:: INPUT FOR THIS TASK ::
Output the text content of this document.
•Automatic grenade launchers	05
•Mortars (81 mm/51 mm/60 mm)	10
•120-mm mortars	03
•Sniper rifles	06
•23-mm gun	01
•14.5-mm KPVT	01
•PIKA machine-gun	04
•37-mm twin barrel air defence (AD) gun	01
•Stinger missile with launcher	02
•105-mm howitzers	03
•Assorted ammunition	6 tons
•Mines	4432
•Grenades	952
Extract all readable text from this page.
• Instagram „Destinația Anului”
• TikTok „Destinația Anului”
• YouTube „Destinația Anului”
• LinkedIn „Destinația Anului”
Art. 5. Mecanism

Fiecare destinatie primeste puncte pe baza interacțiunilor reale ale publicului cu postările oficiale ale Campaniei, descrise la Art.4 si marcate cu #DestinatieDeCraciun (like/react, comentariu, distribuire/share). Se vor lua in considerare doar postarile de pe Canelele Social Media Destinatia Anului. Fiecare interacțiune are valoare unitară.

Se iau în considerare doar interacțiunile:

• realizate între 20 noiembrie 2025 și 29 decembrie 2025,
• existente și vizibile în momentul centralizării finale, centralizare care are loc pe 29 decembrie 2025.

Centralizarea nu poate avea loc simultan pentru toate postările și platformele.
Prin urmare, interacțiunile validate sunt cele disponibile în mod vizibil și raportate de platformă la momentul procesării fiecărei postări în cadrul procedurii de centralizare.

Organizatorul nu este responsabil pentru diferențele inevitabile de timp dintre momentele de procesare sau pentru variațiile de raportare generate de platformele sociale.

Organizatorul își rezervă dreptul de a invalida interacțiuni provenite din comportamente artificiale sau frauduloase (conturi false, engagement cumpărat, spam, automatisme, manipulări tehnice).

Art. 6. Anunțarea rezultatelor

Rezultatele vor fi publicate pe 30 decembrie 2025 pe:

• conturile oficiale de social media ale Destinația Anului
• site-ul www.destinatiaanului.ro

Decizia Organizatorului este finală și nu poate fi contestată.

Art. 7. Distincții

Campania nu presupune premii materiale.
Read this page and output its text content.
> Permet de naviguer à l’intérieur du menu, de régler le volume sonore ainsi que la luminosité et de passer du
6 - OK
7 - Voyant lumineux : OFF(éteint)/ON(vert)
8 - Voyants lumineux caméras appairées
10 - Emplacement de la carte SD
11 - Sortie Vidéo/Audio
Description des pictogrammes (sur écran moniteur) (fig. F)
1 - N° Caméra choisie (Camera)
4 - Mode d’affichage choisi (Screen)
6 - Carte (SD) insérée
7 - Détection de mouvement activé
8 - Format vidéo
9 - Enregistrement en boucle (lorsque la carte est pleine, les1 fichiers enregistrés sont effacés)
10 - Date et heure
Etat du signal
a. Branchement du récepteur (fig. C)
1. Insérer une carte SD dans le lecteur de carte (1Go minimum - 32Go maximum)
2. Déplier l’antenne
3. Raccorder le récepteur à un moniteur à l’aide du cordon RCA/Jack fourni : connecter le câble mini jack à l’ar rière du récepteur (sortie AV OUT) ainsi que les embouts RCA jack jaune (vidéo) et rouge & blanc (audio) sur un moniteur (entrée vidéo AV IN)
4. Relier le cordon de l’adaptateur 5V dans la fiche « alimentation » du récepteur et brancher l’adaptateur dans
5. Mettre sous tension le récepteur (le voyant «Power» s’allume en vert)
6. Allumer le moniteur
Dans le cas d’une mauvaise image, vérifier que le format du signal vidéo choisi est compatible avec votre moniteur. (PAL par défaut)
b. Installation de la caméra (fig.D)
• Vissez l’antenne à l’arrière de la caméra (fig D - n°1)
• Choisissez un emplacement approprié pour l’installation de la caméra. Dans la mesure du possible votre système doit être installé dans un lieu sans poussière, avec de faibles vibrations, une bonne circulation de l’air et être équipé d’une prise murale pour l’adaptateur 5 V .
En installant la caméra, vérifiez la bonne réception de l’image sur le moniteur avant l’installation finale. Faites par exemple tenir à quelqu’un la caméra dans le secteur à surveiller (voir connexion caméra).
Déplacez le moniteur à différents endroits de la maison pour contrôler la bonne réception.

:: WORK INSTRUCTIONS ::
Emit the full listing verbatim.

:: RESULT FOR THIS TASK ::
Output the text content of this document.
•Automatic grenade launchers	05
•Mortars (81 mm/51 mm/60 mm)	10
•120-mm mortars	03
•Sniper rifles	06
•23-mm gun	01
•14.5-mm KPVT	01
•PIKA machine-gun	04
•37-mm twin barrel air defence (AD) gun	01
•Stinger missile with launcher	02
•105-mm howitzers	03
•Assorted ammunition	6 tons
•Mines	4432
•Grenades	952
Extract all readable text from this page.
• Instagram „Destinația Anului”
• TikTok „Destinația Anului”
• YouTube „Destinația Anului”
• LinkedIn „Destinația Anului”
Art. 5. Mecanism

Fiecare destinatie primeste puncte pe baza interacțiunilor reale ale publicului cu postările oficiale ale Campaniei, descrise la Art.4 si marcate cu #DestinatieDeCraciun (like/react, comentariu, distribuire/share). Se vor lua in considerare doar postarile de pe Canelele Social Media Destinatia Anului. Fiecare interacțiune are valoare unitară.

Se iau în considerare doar interacțiunile:

• realizate între 20 noiembrie 2025 și 29 decembrie 2025,
• existente și vizibile în momentul centralizării finale, centralizare care are loc pe 29 decembrie 2025.

Centralizarea nu poate avea loc simultan pentru toate postările și platformele.
Prin urmare, interacțiunile validate sunt cele disponibile în mod vizibil și raportate de platformă la momentul procesării fiecărei postări în cadrul procedurii de centralizare.

Organizatorul nu este responsabil pentru diferențele inevitabile de timp dintre momentele de procesare sau pentru variațiile de raportare generate de platformele sociale.

Organizatorul își rezervă dreptul de a invalida interacțiuni provenite din comportamente artificiale sau frauduloase (conturi false, engagement cumpărat, spam, automatisme, manipulări tehnice).

Art. 6. Anunțarea rezultatelor

Rezultatele vor fi publicate pe 30 decembrie 2025 pe:

• conturile oficiale de social media ale Destinația Anului
• site-ul www.destinatiaanului.ro

Decizia Organizatorului este finală și nu poate fi contestată.

Art. 7. Distincții

Campania nu presupune premii materiale.
Read this page and output its text content.
> Permet de naviguer à l’intérieur du menu, de régler le volume sonore ainsi que la luminosité et de passer du
6 - OK
7 - Voyant lumineux : OFF(éteint)/ON(vert)
8 - Voyants lumineux caméras appairées
10 - Emplacement de la carte SD
11 - Sortie Vidéo/Audio
Description des pictogrammes (sur écran moniteur) (fig. F)
1 - N° Caméra choisie (Camera)
4 - Mode d’affichage choisi (Screen)
6 - Carte (SD) insérée
7 - Détection de mouvement activé
8 - Format vidéo
9 - Enregistrement en boucle (lorsque la carte est pleine, les1 fichiers enregistrés sont effacés)
10 - Date et heure
Etat du signal
a. Branchement du récepteur (fig. C)
1. Insérer une carte SD dans le lecteur de carte (1Go minimum - 32Go maximum)
2. Déplier l’antenne
3. Raccorder le récepteur à un moniteur à l’aide du cordon RCA/Jack fourni : connecter le câble mini jack à l’ar rière du récepteur (sortie AV OUT) ainsi que les embouts RCA jack jaune (vidéo) et rouge & blanc (audio) sur un moniteur (entrée vidéo AV IN)
4. Relier le cordon de l’adaptateur 5V dans la fiche « alimentation » du récepteur et brancher l’adaptateur dans
5. Mettre sous tension le récepteur (le voyant «Power» s’allume en vert)
6. Allumer le moniteur
Dans le cas d’une mauvaise image, vérifier que le format du signal vidéo choisi est compatible avec votre moniteur. (PAL par défaut)
b. Installation de la caméra (fig.D)
• Vissez l’antenne à l’arrière de la caméra (fig D - n°1)
• Choisissez un emplacement approprié pour l’installation de la caméra. Dans la mesure du possible votre système doit être installé dans un lieu sans poussière, avec de faibles vibrations, une bonne circulation de l’air et être équipé d’une prise murale pour l’adaptateur 5 V .
En installant la caméra, vérifiez la bonne réception de l’image sur le moniteur avant l’installation finale. Faites par exemple tenir à quelqu’un la caméra dans le secteur à surveiller (voir connexion caméra).
Déplacez le moniteur à différents endroits de la maison pour contrôler la bonne réception.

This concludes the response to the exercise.